Every record below should be transcribed exactly. Omit the images.

(Figure content listings)
[start]
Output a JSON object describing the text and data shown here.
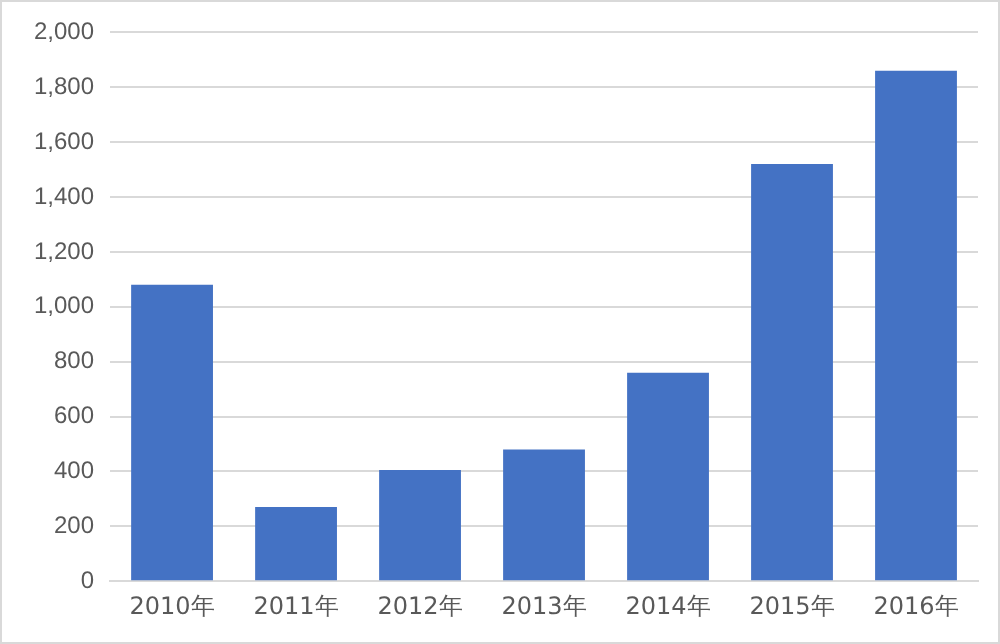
{
  "chart_data": {
    "type": "bar",
    "categories": [
      "2010年",
      "2011年",
      "2012年",
      "2013年",
      "2014年",
      "2015年",
      "2016年"
    ],
    "values": [
      1080,
      270,
      405,
      480,
      760,
      1520,
      1860
    ],
    "color": "#4472c4",
    "ylim": [
      0,
      2000
    ],
    "yticks": [
      {
        "value": 0,
        "label": "0"
      },
      {
        "value": 200,
        "label": "200"
      },
      {
        "value": 400,
        "label": "400"
      },
      {
        "value": 600,
        "label": "600"
      },
      {
        "value": 800,
        "label": "800"
      },
      {
        "value": 1000,
        "label": "1,000"
      },
      {
        "value": 1200,
        "label": "1,200"
      },
      {
        "value": 1400,
        "label": "1,400"
      },
      {
        "value": 1600,
        "label": "1,600"
      },
      {
        "value": 1800,
        "label": "1,800"
      },
      {
        "value": 2000,
        "label": "2,000"
      }
    ],
    "grid": "y",
    "legend": false
  }
}
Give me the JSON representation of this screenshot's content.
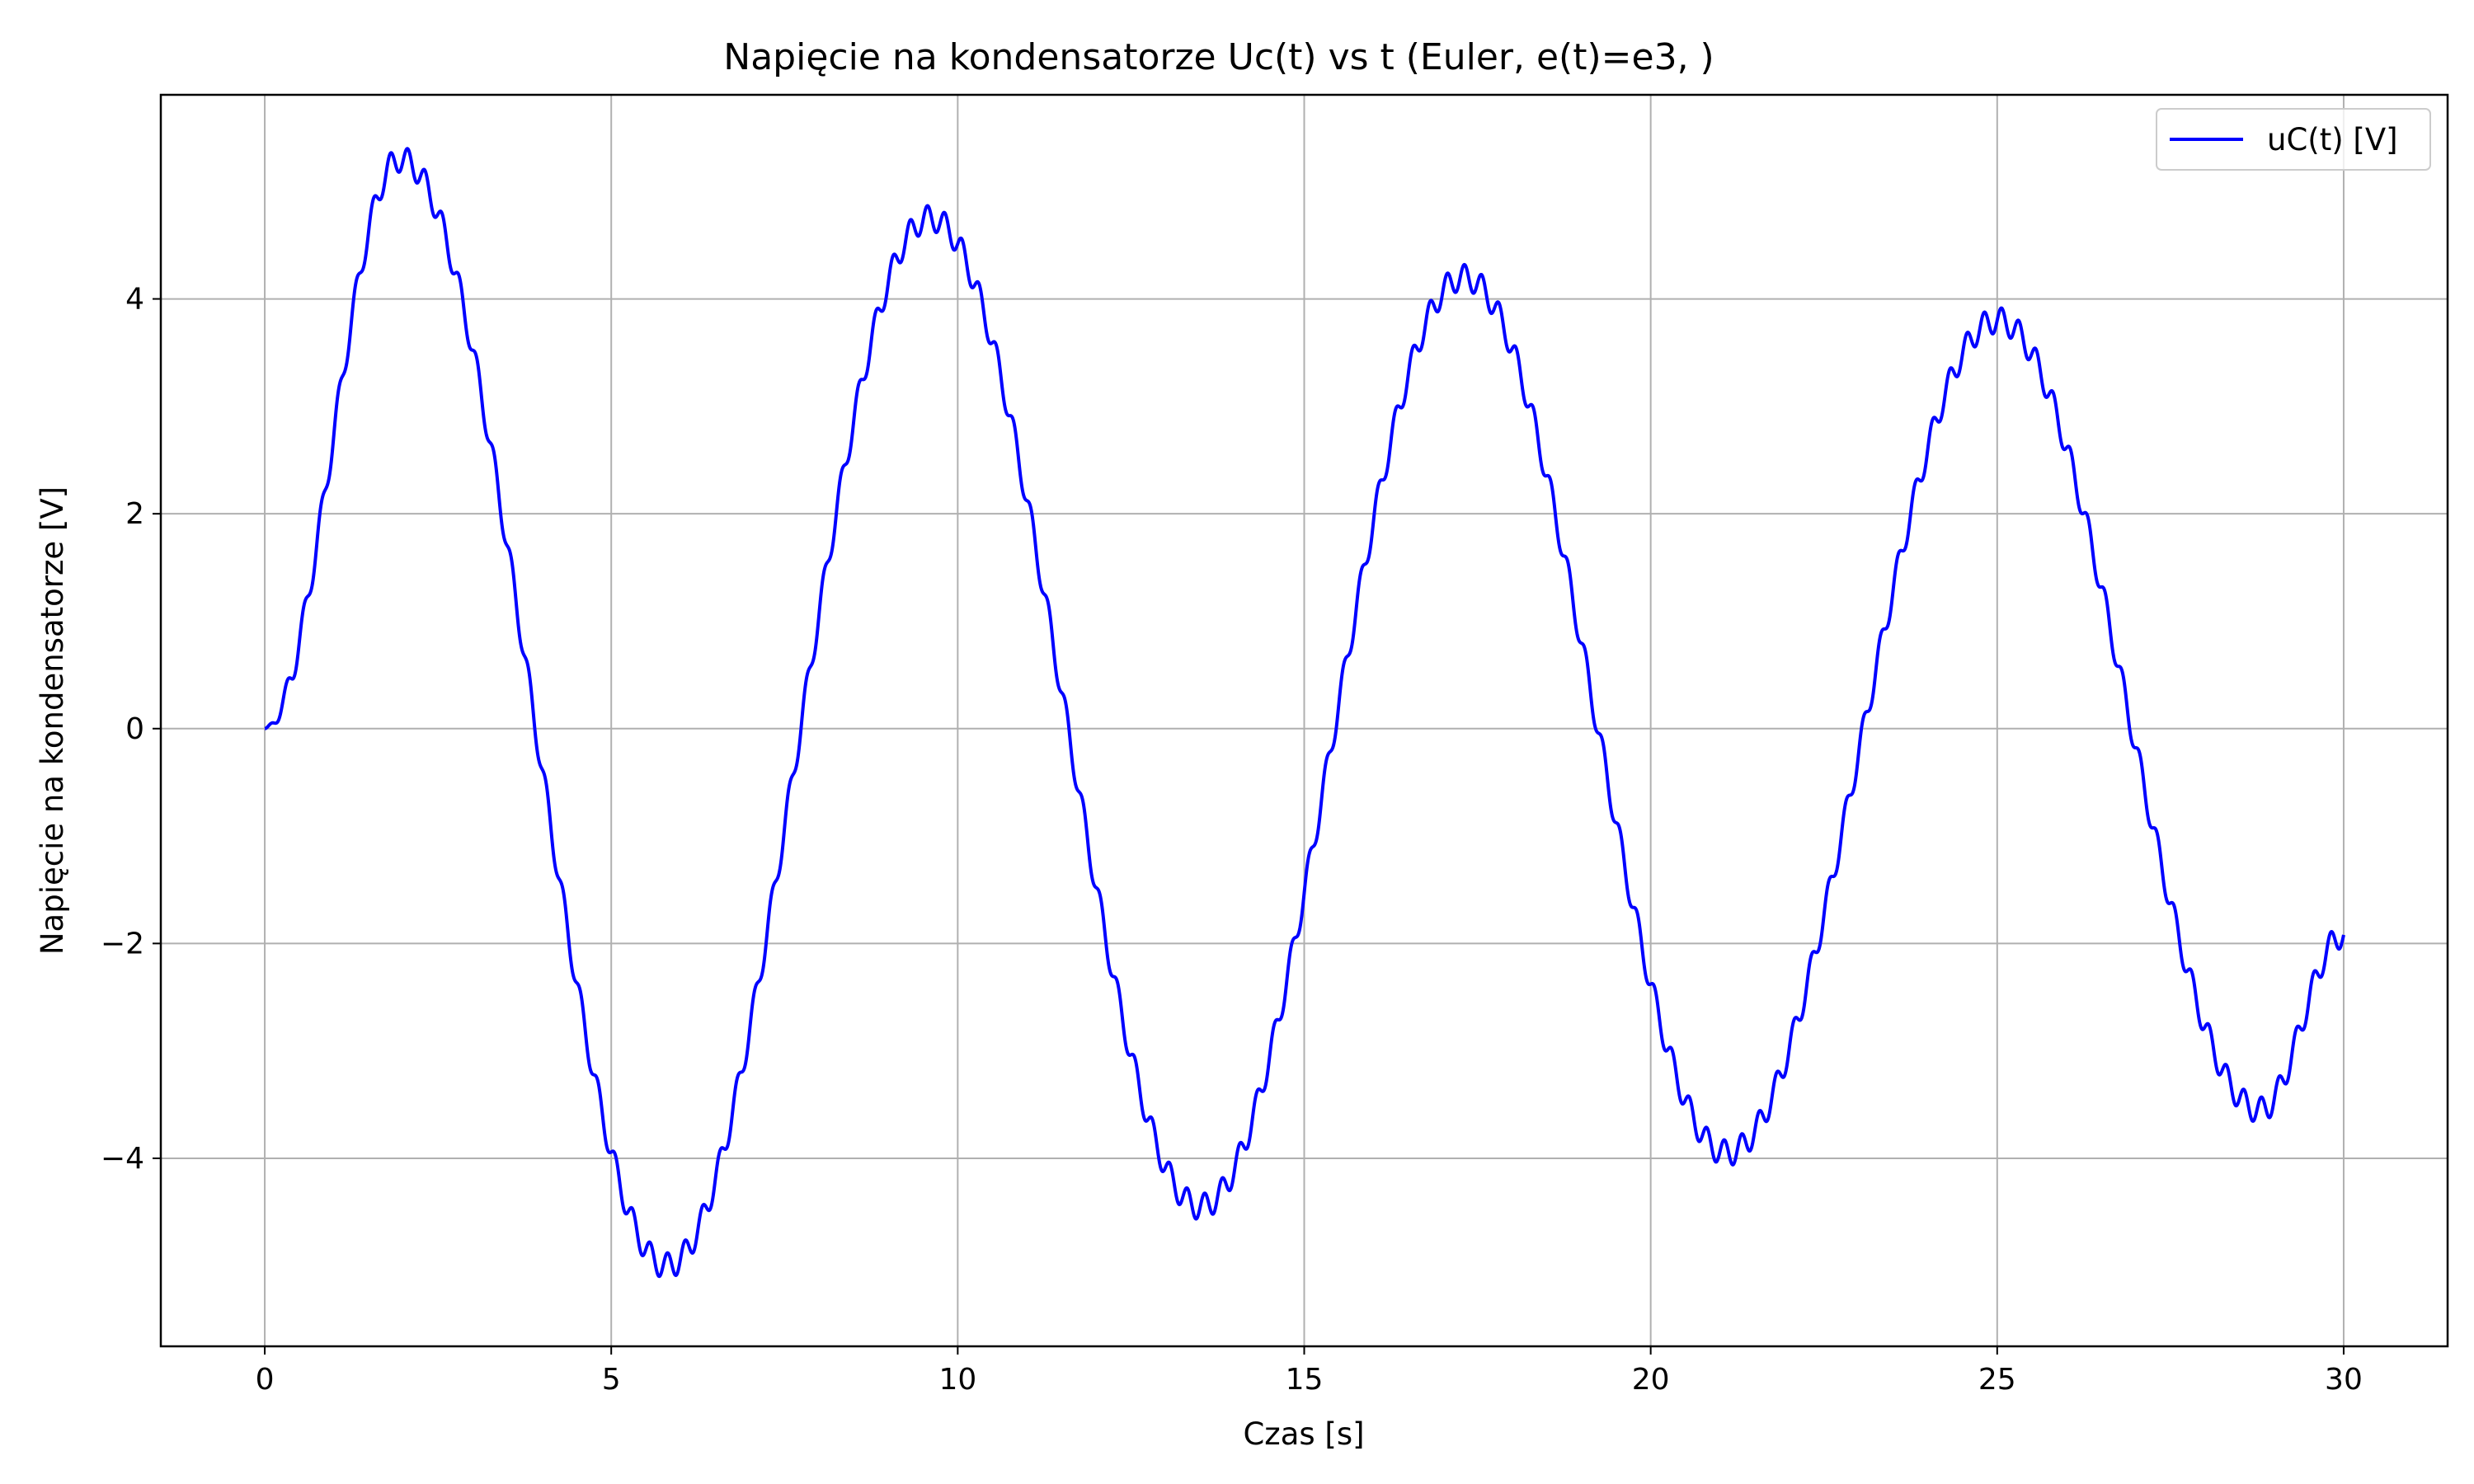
{
  "chart_data": {
    "type": "line",
    "title": "Napięcie na kondensatorze Uc(t) vs t (Euler, e(t)=e3, )",
    "xlabel": "Czas [s]",
    "ylabel": "Napięcie na kondensatorze [V]",
    "xlim": [
      -1.5,
      31.5
    ],
    "ylim": [
      -5.75,
      5.9
    ],
    "x_ticks": [
      0,
      5,
      10,
      15,
      20,
      25,
      30
    ],
    "x_tick_labels": [
      "0",
      "5",
      "10",
      "15",
      "20",
      "25",
      "30"
    ],
    "y_ticks": [
      -4,
      -2,
      0,
      2,
      4
    ],
    "y_tick_labels": [
      "−4",
      "−2",
      "0",
      "2",
      "4"
    ],
    "grid": true,
    "legend_position": "top-right",
    "series": [
      {
        "name": "uC(t) [V]",
        "color": "#0000ff",
        "x": [
          0,
          1.95,
          5.8,
          9.6,
          13.5,
          17.3,
          21.1,
          25.0,
          28.8,
          30.0
        ],
        "y": [
          0,
          5.3,
          -5.0,
          4.75,
          -4.45,
          4.2,
          -3.95,
          3.8,
          -3.55,
          -1.92
        ],
        "ripple_amplitude": 0.12,
        "ripple_period": 0.25
      }
    ]
  }
}
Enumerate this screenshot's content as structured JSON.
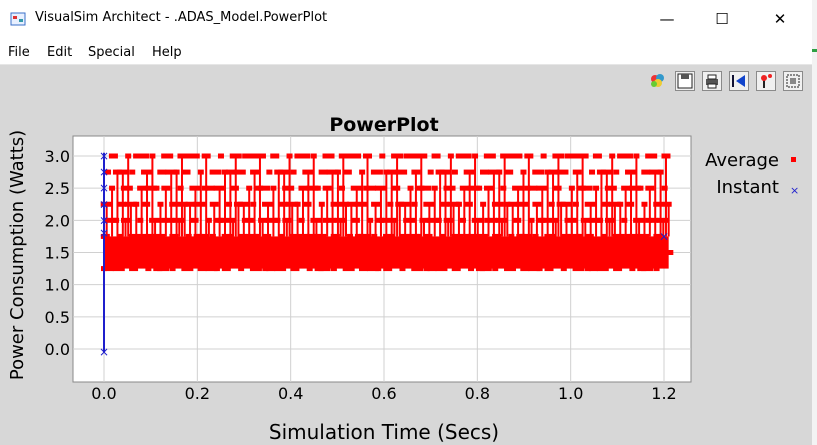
{
  "window": {
    "title": "VisualSim Architect - .ADAS_Model.PowerPlot",
    "minimize_glyph": "—",
    "maximize_glyph": "☐",
    "close_glyph": "✕"
  },
  "menu": [
    "File",
    "Edit",
    "Special",
    "Help"
  ],
  "toolbar": {
    "icons": [
      "color-palette-icon",
      "save-icon",
      "print-icon",
      "fit-icon",
      "pin-icon",
      "grid-icon"
    ]
  },
  "colors": {
    "average": "#ff0000",
    "instant": "#1f1fcc",
    "plot_bg": "#ffffff",
    "panel_bg": "#d7d7d7"
  },
  "chart_data": {
    "type": "scatter",
    "title": "PowerPlot",
    "xlabel": "Simulation Time (Secs)",
    "ylabel": "Power Consumption (Watts)",
    "xlim": [
      -0.05,
      1.25
    ],
    "ylim": [
      -0.1,
      3.15
    ],
    "xticks": [
      "0.0",
      "0.2",
      "0.4",
      "0.6",
      "0.8",
      "1.0",
      "1.2"
    ],
    "yticks": [
      "0.0",
      "0.5",
      "1.0",
      "1.5",
      "2.0",
      "2.5",
      "3.0"
    ],
    "grid": true,
    "legend_placement": "right",
    "series": [
      {
        "name": "Average",
        "marker": "square",
        "x_range": [
          0.0,
          1.21
        ],
        "values": [
          1.25,
          1.5,
          1.75,
          2.0,
          2.25,
          2.5,
          2.75,
          3.0
        ],
        "note_density": "dense"
      },
      {
        "name": "Instant",
        "marker": "x",
        "points": [
          [
            0.0,
            -0.05
          ],
          [
            0.0,
            1.8
          ],
          [
            0.0,
            2.0
          ],
          [
            0.0,
            2.25
          ],
          [
            0.0,
            2.5
          ],
          [
            0.0,
            2.75
          ],
          [
            0.0,
            3.0
          ],
          [
            1.2,
            1.75
          ]
        ]
      }
    ]
  }
}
[end]
_TASK ANSWER_
Output a JSON object describing the text and data shown here.
{
  "chart_data": {
    "type": "bar",
    "categories": [
      "2010年",
      "2011年",
      "2012年",
      "2013年",
      "2014年",
      "2015年",
      "2016年"
    ],
    "values": [
      1080,
      270,
      405,
      480,
      760,
      1520,
      1860
    ],
    "color": "#4472c4",
    "ylim": [
      0,
      2000
    ],
    "yticks": [
      {
        "value": 0,
        "label": "0"
      },
      {
        "value": 200,
        "label": "200"
      },
      {
        "value": 400,
        "label": "400"
      },
      {
        "value": 600,
        "label": "600"
      },
      {
        "value": 800,
        "label": "800"
      },
      {
        "value": 1000,
        "label": "1,000"
      },
      {
        "value": 1200,
        "label": "1,200"
      },
      {
        "value": 1400,
        "label": "1,400"
      },
      {
        "value": 1600,
        "label": "1,600"
      },
      {
        "value": 1800,
        "label": "1,800"
      },
      {
        "value": 2000,
        "label": "2,000"
      }
    ],
    "grid": "y",
    "legend": false
  }
}
Give me the JSON representation of this screenshot's content.
{
  "chart_data": {
    "type": "line",
    "title": "Napięcie na kondensatorze Uc(t) vs t (Euler, e(t)=e3, )",
    "xlabel": "Czas [s]",
    "ylabel": "Napięcie na kondensatorze [V]",
    "xlim": [
      -1.5,
      31.5
    ],
    "ylim": [
      -5.75,
      5.9
    ],
    "x_ticks": [
      0,
      5,
      10,
      15,
      20,
      25,
      30
    ],
    "x_tick_labels": [
      "0",
      "5",
      "10",
      "15",
      "20",
      "25",
      "30"
    ],
    "y_ticks": [
      -4,
      -2,
      0,
      2,
      4
    ],
    "y_tick_labels": [
      "−4",
      "−2",
      "0",
      "2",
      "4"
    ],
    "grid": true,
    "legend_position": "top-right",
    "series": [
      {
        "name": "uC(t) [V]",
        "color": "#0000ff",
        "x": [
          0,
          1.95,
          5.8,
          9.6,
          13.5,
          17.3,
          21.1,
          25.0,
          28.8,
          30.0
        ],
        "y": [
          0,
          5.3,
          -5.0,
          4.75,
          -4.45,
          4.2,
          -3.95,
          3.8,
          -3.55,
          -1.92
        ],
        "ripple_amplitude": 0.12,
        "ripple_period": 0.25
      }
    ]
  }
}
Enumerate this screenshot's content as structured JSON.
{
  "window": {
    "title": "VisualSim Architect - .ADAS_Model.PowerPlot",
    "minimize_glyph": "—",
    "maximize_glyph": "☐",
    "close_glyph": "✕"
  },
  "menu": [
    "File",
    "Edit",
    "Special",
    "Help"
  ],
  "toolbar": {
    "icons": [
      "color-palette-icon",
      "save-icon",
      "print-icon",
      "fit-icon",
      "pin-icon",
      "grid-icon"
    ]
  },
  "colors": {
    "average": "#ff0000",
    "instant": "#1f1fcc",
    "plot_bg": "#ffffff",
    "panel_bg": "#d7d7d7"
  },
  "chart_data": {
    "type": "scatter",
    "title": "PowerPlot",
    "xlabel": "Simulation Time (Secs)",
    "ylabel": "Power Consumption (Watts)",
    "xlim": [
      -0.05,
      1.25
    ],
    "ylim": [
      -0.1,
      3.15
    ],
    "xticks": [
      "0.0",
      "0.2",
      "0.4",
      "0.6",
      "0.8",
      "1.0",
      "1.2"
    ],
    "yticks": [
      "0.0",
      "0.5",
      "1.0",
      "1.5",
      "2.0",
      "2.5",
      "3.0"
    ],
    "grid": true,
    "legend_placement": "right",
    "series": [
      {
        "name": "Average",
        "marker": "square",
        "x_range": [
          0.0,
          1.21
        ],
        "values": [
          1.25,
          1.5,
          1.75,
          2.0,
          2.25,
          2.5,
          2.75,
          3.0
        ],
        "note_density": "dense"
      },
      {
        "name": "Instant",
        "marker": "x",
        "points": [
          [
            0.0,
            -0.05
          ],
          [
            0.0,
            1.8
          ],
          [
            0.0,
            2.0
          ],
          [
            0.0,
            2.25
          ],
          [
            0.0,
            2.5
          ],
          [
            0.0,
            2.75
          ],
          [
            0.0,
            3.0
          ],
          [
            1.2,
            1.75
          ]
        ]
      }
    ]
  }
}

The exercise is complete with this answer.